Will you write out all the entries below exactly?

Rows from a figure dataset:

— begin —

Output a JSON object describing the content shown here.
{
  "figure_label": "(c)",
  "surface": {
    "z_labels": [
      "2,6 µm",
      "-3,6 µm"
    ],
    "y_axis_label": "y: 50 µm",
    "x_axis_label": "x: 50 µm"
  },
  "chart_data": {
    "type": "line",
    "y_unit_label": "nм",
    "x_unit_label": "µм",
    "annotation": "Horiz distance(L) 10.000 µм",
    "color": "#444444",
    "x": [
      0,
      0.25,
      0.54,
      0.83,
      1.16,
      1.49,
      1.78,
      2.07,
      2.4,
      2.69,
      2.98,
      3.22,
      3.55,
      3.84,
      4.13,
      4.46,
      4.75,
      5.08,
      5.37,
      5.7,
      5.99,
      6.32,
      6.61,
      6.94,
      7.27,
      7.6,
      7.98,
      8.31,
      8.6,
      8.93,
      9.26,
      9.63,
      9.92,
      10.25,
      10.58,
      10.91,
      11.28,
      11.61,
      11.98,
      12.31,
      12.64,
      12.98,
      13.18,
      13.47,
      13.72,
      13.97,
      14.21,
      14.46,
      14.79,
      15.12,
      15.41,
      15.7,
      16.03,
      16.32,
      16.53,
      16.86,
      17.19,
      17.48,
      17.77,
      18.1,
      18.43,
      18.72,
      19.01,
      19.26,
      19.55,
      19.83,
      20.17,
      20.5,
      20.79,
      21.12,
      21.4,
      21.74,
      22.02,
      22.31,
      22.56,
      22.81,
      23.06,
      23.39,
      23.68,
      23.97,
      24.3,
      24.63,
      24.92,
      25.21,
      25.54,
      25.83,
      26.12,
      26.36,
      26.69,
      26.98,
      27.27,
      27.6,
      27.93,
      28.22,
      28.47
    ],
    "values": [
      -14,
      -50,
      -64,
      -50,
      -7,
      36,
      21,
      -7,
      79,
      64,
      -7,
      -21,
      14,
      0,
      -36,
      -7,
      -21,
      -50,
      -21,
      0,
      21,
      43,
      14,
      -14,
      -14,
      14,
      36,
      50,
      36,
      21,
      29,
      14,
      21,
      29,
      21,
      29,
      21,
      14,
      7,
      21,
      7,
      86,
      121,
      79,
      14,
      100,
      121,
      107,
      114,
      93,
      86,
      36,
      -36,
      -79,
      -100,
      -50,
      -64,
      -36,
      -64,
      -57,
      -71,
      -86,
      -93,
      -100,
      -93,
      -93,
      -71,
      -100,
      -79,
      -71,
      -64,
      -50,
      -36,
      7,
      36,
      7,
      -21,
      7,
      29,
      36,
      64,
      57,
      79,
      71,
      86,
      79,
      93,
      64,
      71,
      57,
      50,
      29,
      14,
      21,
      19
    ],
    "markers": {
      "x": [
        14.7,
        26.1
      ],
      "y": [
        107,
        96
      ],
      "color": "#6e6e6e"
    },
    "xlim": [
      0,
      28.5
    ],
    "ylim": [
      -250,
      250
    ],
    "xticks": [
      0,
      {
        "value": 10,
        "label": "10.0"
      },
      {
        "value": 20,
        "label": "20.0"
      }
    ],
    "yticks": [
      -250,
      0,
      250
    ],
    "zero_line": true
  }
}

— end —

■ CORRECT ANSWER ■
Output a JSON object describing the content shown here.
{
  "figure_label": "(c)",
  "surface": {
    "z_labels": [
      "2,6 µm",
      "-3,6 µm"
    ],
    "y_axis_label": "y: 50 µm",
    "x_axis_label": "x: 50 µm"
  },
  "chart_data": {
    "type": "line",
    "y_unit_label": "nм",
    "x_unit_label": "µм",
    "annotation": "Horiz distance(L) 10.000 µм",
    "color": "#444444",
    "x": [
      0,
      0.25,
      0.54,
      0.83,
      1.16,
      1.49,
      1.78,
      2.07,
      2.4,
      2.69,
      2.98,
      3.22,
      3.55,
      3.84,
      4.13,
      4.46,
      4.75,
      5.08,
      5.37,
      5.7,
      5.99,
      6.32,
      6.61,
      6.94,
      7.27,
      7.6,
      7.98,
      8.31,
      8.6,
      8.93,
      9.26,
      9.63,
      9.92,
      10.25,
      10.58,
      10.91,
      11.28,
      11.61,
      11.98,
      12.31,
      12.64,
      12.98,
      13.18,
      13.47,
      13.72,
      13.97,
      14.21,
      14.46,
      14.79,
      15.12,
      15.41,
      15.7,
      16.03,
      16.32,
      16.53,
      16.86,
      17.19,
      17.48,
      17.77,
      18.1,
      18.43,
      18.72,
      19.01,
      19.26,
      19.55,
      19.83,
      20.17,
      20.5,
      20.79,
      21.12,
      21.4,
      21.74,
      22.02,
      22.31,
      22.56,
      22.81,
      23.06,
      23.39,
      23.68,
      23.97,
      24.3,
      24.63,
      24.92,
      25.21,
      25.54,
      25.83,
      26.12,
      26.36,
      26.69,
      26.98,
      27.27,
      27.6,
      27.93,
      28.22,
      28.47
    ],
    "values": [
      -14,
      -50,
      -64,
      -50,
      -7,
      36,
      21,
      -7,
      79,
      64,
      -7,
      -21,
      14,
      0,
      -36,
      -7,
      -21,
      -50,
      -21,
      0,
      21,
      43,
      14,
      -14,
      -14,
      14,
      36,
      50,
      36,
      21,
      29,
      14,
      21,
      29,
      21,
      29,
      21,
      14,
      7,
      21,
      7,
      86,
      121,
      79,
      14,
      100,
      121,
      107,
      114,
      93,
      86,
      36,
      -36,
      -79,
      -100,
      -50,
      -64,
      -36,
      -64,
      -57,
      -71,
      -86,
      -93,
      -100,
      -93,
      -93,
      -71,
      -100,
      -79,
      -71,
      -64,
      -50,
      -36,
      7,
      36,
      7,
      -21,
      7,
      29,
      36,
      64,
      57,
      79,
      71,
      86,
      79,
      93,
      64,
      71,
      57,
      50,
      29,
      14,
      21,
      19
    ],
    "markers": {
      "x": [
        14.7,
        26.1
      ],
      "y": [
        107,
        96
      ],
      "color": "#6e6e6e"
    },
    "xlim": [
      0,
      28.5
    ],
    "ylim": [
      -250,
      250
    ],
    "xticks": [
      0,
      {
        "value": 10,
        "label": "10.0"
      },
      {
        "value": 20,
        "label": "20.0"
      }
    ],
    "yticks": [
      -250,
      0,
      250
    ],
    "zero_line": true
  }
}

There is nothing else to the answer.